● **SUPPLIED MATERIAL**:
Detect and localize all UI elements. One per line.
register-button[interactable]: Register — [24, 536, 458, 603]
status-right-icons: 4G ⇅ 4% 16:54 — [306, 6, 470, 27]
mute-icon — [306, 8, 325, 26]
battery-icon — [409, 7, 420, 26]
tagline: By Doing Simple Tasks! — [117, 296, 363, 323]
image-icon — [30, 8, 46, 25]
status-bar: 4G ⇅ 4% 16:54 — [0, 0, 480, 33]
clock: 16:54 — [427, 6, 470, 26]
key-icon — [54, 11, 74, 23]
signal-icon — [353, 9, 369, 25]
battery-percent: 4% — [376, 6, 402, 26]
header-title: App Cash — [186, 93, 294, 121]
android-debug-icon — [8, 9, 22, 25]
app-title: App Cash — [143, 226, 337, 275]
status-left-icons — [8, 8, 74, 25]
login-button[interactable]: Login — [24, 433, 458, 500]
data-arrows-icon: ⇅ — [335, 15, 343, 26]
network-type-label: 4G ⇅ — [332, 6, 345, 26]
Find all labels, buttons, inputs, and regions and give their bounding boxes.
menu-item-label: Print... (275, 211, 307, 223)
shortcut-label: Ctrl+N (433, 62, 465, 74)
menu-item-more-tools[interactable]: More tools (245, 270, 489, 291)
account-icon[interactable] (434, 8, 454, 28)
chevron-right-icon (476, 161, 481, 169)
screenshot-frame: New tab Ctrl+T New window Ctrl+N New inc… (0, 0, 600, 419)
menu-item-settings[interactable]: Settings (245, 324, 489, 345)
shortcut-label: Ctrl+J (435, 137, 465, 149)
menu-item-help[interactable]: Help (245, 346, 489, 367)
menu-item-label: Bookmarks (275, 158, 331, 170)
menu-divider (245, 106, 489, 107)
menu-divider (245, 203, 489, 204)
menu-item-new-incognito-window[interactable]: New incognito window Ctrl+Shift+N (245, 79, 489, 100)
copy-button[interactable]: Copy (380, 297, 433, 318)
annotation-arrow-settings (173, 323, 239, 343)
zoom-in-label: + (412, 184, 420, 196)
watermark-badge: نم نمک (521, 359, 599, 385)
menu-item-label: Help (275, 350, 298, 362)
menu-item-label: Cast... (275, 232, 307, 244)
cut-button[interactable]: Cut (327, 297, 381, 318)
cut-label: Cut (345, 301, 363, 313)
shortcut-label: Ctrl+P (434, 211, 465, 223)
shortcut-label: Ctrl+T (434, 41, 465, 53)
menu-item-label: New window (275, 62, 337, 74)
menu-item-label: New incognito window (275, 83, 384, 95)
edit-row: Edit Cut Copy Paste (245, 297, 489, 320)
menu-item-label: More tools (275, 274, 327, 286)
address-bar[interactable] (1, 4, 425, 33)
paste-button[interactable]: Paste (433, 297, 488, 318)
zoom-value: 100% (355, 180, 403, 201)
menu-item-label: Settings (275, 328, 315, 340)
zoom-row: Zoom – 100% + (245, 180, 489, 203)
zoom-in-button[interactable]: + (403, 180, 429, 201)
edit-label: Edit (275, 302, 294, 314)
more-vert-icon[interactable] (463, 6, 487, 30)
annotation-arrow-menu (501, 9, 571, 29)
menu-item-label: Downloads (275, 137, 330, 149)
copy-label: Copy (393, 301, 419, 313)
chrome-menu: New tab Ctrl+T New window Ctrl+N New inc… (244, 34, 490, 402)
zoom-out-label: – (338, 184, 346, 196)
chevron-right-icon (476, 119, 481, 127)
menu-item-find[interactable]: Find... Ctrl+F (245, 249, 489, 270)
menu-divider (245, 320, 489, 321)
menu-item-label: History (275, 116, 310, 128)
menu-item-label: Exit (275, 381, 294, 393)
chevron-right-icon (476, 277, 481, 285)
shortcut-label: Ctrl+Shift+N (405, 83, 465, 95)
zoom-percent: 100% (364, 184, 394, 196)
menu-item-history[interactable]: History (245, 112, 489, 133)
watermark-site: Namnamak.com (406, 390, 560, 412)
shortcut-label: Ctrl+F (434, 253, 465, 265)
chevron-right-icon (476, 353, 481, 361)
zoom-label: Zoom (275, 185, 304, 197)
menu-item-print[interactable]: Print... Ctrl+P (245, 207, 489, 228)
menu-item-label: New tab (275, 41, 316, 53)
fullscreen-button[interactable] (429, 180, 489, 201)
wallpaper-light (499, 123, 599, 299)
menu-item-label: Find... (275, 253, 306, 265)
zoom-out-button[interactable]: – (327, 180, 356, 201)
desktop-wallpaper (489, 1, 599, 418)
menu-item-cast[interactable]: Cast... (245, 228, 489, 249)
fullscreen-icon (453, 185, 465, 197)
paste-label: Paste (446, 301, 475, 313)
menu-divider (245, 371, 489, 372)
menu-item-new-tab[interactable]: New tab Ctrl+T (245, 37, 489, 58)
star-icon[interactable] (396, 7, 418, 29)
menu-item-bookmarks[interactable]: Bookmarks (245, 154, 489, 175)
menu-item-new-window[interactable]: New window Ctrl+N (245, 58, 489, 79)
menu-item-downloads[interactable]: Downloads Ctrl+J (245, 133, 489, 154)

● **TASK DETAILS**:
Turn the records above into a Markdown table with two columns, Row for a running number and Line for each line's text. Skip blank lines.

● **EXERCISE RESULT**:
| Row | Line |
|---|---|
| 1 | Detect and localize all UI elements. One per line. |
| 2 | register-button[interactable]: Register — [24, 536, 458, 603] |
| 3 | status-right-icons: 4G ⇅ 4% 16:54 — [306, 6, 470, 27] |
| 4 | mute-icon — [306, 8, 325, 26] |
| 5 | battery-icon — [409, 7, 420, 26] |
| 6 | tagline: By Doing Simple Tasks! — [117, 296, 363, 323] |
| 7 | image-icon — [30, 8, 46, 25] |
| 8 | status-bar: 4G ⇅ 4% 16:54 — [0, 0, 480, 33] |
| 9 | clock: 16:54 — [427, 6, 470, 26] |
| 10 | key-icon — [54, 11, 74, 23] |
| 11 | signal-icon — [353, 9, 369, 25] |
| 12 | battery-percent: 4% — [376, 6, 402, 26] |
| 13 | header-title: App Cash — [186, 93, 294, 121] |
| 14 | android-debug-icon — [8, 9, 22, 25] |
| 15 | app-title: App Cash — [143, 226, 337, 275] |
| 16 | status-left-icons — [8, 8, 74, 25] |
| 17 | login-button[interactable]: Login — [24, 433, 458, 500] |
| 18 | data-arrows-icon: ⇅ — [335, 15, 343, 26] |
| 19 | network-type-label: 4G ⇅ — [332, 6, 345, 26] |
| 20 | Find all labels, buttons, inputs, and regions and give their bounding boxes. |
| 21 | menu-item-label: Print... (275, 211, 307, 223) |
| 22 | shortcut-label: Ctrl+N (433, 62, 465, 74) |
| 23 | menu-item-more-tools[interactable]: More tools (245, 270, 489, 291) |
| 24 | account-icon[interactable] (434, 8, 454, 28) |
| 25 | chevron-right-icon (476, 161, 481, 169) |
| 26 | screenshot-frame: New tab Ctrl+T New window Ctrl+N New inc… (0, 0, 600, 419) |
| 27 | menu-item-settings[interactable]: Settings (245, 324, 489, 345) |
| 28 | shortcut-label: Ctrl+J (435, 137, 465, 149) |
| 29 | menu-item-help[interactable]: Help (245, 346, 489, 367) |
| 30 | menu-item-label: Bookmarks (275, 158, 331, 170) |
| 31 | menu-divider (245, 106, 489, 107) |
| 32 | menu-divider (245, 203, 489, 204) |
| 33 | menu-item-new-incognito-window[interactable]: New incognito window Ctrl+Shift+N (245, 79, 489, 100) |
| 34 | copy-button[interactable]: Copy (380, 297, 433, 318) |
| 35 | annotation-arrow-settings (173, 323, 239, 343) |
| 36 | zoom-in-label: + (412, 184, 420, 196) |
| 37 | watermark-badge: نم نمک (521, 359, 599, 385) |
| 38 | menu-item-label: Help (275, 350, 298, 362) |
| 39 | menu-item-label: Cast... (275, 232, 307, 244) |
| 40 | cut-button[interactable]: Cut (327, 297, 381, 318) |
| 41 | cut-label: Cut (345, 301, 363, 313) |
| 42 | shortcut-label: Ctrl+P (434, 211, 465, 223) |
| 43 | shortcut-label: Ctrl+T (434, 41, 465, 53) |
| 44 | menu-item-label: New window (275, 62, 337, 74) |
| 45 | menu-item-label: New incognito window (275, 83, 384, 95) |
| 46 | edit-row: Edit Cut Copy Paste (245, 297, 489, 320) |
| 47 | menu-item-label: More tools (275, 274, 327, 286) |
| 48 | address-bar[interactable] (1, 4, 425, 33) |
| 49 | paste-button[interactable]: Paste (433, 297, 488, 318) |
| 50 | zoom-value: 100% (355, 180, 403, 201) |
| 51 | menu-item-label: Settings (275, 328, 315, 340) |
| 52 | zoom-row: Zoom – 100% + (245, 180, 489, 203) |
| 53 | zoom-in-button[interactable]: + (403, 180, 429, 201) |
| 54 | edit-label: Edit (275, 302, 294, 314) |
| 55 | more-vert-icon[interactable] (463, 6, 487, 30) |
| 56 | annotation-arrow-menu (501, 9, 571, 29) |
| 57 | menu-item-label: Downloads (275, 137, 330, 149) |
| 58 | copy-label: Copy (393, 301, 419, 313) |
| 59 | chrome-menu: New tab Ctrl+T New window Ctrl+N New inc… (244, 34, 490, 402) |
| 60 | zoom-out-label: – (338, 184, 346, 196) |
| 61 | chevron-right-icon (476, 119, 481, 127) |
| 62 | menu-item-find[interactable]: Find... Ctrl+F (245, 249, 489, 270) |
| 63 | menu-divider (245, 320, 489, 321) |
| 64 | menu-item-label: History (275, 116, 310, 128) |
| 65 | menu-item-label: Exit (275, 381, 294, 393) |
| 66 | chevron-right-icon (476, 277, 481, 285) |
| 67 | shortcut-label: Ctrl+Shift+N (405, 83, 465, 95) |
| 68 | zoom-percent: 100% (364, 184, 394, 196) |
| 69 | menu-item-history[interactable]: History (245, 112, 489, 133) |
| 70 | watermark-site: Namnamak.com (406, 390, 560, 412) |
| 71 | shortcut-label: Ctrl+F (434, 253, 465, 265) |
| 72 | chevron-right-icon (476, 353, 481, 361) |
| 73 | zoom-label: Zoom (275, 185, 304, 197) |
| 74 | menu-item-print[interactable]: Print... Ctrl+P (245, 207, 489, 228) |
| 75 | menu-item-label: New tab (275, 41, 316, 53) |
| 76 | fullscreen-button[interactable] (429, 180, 489, 201) |
| 77 | wallpaper-light (499, 123, 599, 299) |
| 78 | menu-item-label: Find... (275, 253, 306, 265) |
| 79 | zoom-out-button[interactable]: – (327, 180, 356, 201) |
| 80 | desktop-wallpaper (489, 1, 599, 418) |
| 81 | menu-item-cast[interactable]: Cast... (245, 228, 489, 249) |
| 82 | fullscreen-icon (453, 185, 465, 197) |
| 83 | paste-label: Paste (446, 301, 475, 313) |
| 84 | menu-divider (245, 371, 489, 372) |
| 85 | menu-item-new-tab[interactable]: New tab Ctrl+T (245, 37, 489, 58) |
| 86 | star-icon[interactable] (396, 7, 418, 29) |
| 87 | menu-item-bookmarks[interactable]: Bookmarks (245, 154, 489, 175) |
| 88 | menu-item-new-window[interactable]: New window Ctrl+N (245, 58, 489, 79) |
| 89 | menu-item-downloads[interactable]: Downloads Ctrl+J (245, 133, 489, 154) |